** start of DATA PROVIDED **

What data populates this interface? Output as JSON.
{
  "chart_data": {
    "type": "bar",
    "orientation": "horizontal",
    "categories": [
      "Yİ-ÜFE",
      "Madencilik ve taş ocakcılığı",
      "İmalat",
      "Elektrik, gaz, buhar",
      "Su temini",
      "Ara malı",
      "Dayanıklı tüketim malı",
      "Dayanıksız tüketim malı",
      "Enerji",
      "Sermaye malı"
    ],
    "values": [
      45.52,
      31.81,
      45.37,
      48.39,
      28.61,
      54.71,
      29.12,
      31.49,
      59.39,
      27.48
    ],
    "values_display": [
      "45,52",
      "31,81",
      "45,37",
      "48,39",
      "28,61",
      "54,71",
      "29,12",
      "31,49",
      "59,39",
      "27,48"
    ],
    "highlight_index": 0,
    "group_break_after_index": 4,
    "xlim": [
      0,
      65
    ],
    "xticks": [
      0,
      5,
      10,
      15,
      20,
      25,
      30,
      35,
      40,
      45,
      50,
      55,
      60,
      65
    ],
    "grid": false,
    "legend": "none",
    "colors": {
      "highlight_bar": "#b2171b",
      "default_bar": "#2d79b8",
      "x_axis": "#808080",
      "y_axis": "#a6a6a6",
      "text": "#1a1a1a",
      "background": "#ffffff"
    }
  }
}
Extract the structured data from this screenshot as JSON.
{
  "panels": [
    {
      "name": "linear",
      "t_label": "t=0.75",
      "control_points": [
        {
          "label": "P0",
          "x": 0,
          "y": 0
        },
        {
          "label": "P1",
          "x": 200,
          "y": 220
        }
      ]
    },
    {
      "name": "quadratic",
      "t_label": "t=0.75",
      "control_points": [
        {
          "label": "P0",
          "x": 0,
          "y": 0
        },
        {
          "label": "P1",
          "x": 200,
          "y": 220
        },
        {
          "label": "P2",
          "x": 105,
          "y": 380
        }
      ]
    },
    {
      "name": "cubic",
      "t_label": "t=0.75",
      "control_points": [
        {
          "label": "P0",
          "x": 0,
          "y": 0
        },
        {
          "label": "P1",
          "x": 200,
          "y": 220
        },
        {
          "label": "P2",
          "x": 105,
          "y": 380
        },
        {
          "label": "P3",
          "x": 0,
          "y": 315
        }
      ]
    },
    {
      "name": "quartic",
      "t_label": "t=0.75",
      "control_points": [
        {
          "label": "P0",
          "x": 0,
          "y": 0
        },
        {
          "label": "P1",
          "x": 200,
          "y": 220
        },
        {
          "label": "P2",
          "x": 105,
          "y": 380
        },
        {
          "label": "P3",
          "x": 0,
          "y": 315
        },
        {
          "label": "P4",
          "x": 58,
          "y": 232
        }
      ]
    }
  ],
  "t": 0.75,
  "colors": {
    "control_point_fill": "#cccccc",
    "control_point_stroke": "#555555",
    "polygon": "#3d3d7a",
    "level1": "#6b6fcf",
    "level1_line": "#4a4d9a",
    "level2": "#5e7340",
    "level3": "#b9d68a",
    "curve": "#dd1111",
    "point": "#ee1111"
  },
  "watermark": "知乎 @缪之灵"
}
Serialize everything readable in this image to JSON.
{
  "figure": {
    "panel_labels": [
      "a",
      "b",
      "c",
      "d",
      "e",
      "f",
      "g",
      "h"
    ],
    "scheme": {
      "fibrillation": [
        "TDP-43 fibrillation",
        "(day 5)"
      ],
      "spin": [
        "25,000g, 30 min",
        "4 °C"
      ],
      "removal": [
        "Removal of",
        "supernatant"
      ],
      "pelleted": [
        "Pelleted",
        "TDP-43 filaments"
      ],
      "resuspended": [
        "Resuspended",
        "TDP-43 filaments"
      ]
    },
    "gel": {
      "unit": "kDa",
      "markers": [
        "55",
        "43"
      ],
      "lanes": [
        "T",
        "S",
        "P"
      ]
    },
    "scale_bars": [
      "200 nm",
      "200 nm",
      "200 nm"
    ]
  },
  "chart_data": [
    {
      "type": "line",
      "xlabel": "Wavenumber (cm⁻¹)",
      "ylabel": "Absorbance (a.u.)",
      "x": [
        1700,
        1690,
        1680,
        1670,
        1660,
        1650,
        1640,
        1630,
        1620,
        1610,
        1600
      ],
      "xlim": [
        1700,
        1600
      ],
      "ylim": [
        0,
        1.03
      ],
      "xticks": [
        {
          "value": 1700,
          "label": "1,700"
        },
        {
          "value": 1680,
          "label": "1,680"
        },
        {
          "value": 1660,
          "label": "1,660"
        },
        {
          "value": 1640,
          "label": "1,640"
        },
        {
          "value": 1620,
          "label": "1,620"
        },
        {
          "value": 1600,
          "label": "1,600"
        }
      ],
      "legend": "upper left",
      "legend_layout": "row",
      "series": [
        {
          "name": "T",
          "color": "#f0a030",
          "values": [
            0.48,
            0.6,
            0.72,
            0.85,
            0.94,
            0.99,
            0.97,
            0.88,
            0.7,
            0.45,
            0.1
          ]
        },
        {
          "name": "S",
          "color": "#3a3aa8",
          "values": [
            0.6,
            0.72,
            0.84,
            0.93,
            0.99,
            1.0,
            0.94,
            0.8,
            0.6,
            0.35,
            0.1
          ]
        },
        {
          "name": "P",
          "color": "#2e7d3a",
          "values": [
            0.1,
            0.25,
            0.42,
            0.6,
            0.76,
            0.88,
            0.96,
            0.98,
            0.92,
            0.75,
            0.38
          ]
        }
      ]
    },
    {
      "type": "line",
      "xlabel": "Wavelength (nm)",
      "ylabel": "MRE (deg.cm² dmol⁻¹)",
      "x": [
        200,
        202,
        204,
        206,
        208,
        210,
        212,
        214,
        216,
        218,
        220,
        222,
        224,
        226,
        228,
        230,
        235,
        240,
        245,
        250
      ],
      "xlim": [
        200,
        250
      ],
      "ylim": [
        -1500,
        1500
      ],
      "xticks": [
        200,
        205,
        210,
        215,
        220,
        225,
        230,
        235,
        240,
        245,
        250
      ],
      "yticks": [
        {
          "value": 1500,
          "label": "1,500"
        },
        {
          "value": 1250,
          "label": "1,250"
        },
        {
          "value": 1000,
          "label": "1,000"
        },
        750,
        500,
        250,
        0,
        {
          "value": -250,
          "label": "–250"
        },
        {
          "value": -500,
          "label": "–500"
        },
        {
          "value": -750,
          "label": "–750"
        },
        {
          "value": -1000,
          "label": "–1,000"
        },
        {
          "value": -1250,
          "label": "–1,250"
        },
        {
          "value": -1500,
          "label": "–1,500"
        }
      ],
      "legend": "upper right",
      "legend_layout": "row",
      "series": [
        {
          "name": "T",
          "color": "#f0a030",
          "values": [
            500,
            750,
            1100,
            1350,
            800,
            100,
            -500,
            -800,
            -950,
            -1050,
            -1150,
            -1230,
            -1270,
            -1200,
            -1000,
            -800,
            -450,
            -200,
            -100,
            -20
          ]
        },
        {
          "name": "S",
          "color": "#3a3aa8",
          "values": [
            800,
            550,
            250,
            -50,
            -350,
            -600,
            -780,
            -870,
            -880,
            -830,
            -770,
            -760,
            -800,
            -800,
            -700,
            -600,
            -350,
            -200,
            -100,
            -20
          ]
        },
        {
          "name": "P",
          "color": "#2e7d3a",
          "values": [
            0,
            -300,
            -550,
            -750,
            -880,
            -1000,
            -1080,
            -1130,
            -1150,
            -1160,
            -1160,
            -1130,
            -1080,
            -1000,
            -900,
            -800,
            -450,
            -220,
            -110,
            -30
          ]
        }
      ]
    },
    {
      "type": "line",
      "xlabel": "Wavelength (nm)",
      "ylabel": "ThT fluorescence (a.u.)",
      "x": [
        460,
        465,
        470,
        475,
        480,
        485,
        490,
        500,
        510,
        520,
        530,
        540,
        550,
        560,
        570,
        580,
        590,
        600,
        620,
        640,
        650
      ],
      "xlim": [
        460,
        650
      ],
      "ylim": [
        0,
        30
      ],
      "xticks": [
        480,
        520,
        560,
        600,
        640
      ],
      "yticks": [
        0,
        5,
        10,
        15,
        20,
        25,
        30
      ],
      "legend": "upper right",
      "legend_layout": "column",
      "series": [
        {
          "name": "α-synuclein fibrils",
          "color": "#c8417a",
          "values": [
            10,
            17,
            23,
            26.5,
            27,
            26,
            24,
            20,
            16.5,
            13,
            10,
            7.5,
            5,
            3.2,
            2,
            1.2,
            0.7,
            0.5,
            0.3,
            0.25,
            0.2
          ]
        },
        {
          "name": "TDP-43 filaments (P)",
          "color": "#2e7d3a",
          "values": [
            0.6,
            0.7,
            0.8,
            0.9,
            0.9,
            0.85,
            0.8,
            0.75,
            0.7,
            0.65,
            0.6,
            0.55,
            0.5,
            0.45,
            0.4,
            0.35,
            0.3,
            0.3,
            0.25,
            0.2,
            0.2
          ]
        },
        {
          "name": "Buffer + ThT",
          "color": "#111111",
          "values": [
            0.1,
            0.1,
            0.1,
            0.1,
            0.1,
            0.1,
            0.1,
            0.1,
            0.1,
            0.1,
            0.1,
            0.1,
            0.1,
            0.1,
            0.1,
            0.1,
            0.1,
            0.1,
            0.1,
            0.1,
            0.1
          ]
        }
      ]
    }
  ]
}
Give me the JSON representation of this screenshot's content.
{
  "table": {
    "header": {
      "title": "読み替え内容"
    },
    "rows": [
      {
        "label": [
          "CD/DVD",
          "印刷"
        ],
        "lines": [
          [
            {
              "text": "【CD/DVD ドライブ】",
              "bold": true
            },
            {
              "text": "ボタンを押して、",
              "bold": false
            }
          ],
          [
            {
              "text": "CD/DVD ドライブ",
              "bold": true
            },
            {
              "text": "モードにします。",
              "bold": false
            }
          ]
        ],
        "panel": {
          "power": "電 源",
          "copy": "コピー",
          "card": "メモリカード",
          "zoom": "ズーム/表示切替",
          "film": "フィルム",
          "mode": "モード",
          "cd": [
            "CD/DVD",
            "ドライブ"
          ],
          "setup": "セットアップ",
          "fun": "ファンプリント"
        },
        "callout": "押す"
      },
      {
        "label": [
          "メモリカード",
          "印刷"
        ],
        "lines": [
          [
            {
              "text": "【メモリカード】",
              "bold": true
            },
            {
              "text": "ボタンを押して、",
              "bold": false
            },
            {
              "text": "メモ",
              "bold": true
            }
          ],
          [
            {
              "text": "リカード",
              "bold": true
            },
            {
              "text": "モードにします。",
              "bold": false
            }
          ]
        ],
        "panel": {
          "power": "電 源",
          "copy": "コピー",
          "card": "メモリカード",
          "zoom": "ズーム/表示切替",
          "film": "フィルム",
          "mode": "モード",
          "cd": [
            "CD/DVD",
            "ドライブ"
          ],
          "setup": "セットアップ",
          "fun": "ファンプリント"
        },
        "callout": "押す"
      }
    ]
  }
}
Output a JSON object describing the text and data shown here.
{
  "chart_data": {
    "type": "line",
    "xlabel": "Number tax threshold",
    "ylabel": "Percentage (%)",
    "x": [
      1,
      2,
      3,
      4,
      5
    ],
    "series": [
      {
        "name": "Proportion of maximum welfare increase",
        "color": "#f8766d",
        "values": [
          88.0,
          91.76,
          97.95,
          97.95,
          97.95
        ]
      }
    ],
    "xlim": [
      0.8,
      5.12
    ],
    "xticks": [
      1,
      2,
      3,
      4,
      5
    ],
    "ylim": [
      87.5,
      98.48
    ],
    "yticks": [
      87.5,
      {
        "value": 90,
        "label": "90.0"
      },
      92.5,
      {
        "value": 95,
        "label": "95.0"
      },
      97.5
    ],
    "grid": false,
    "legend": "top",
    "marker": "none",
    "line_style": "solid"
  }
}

** end of DATA PROVIDED **

TASK DETAILS. Which lines hold the word "ylabel"? Copy every one of them.

EXERCISE SOLUTION.
      "ylabel": "Absorbance (a.u.)",
      "ylabel": "MRE (deg.cm² dmol⁻¹)",
      "ylabel": "ThT fluorescence (a.u.)",
    "ylabel": "Percentage (%)",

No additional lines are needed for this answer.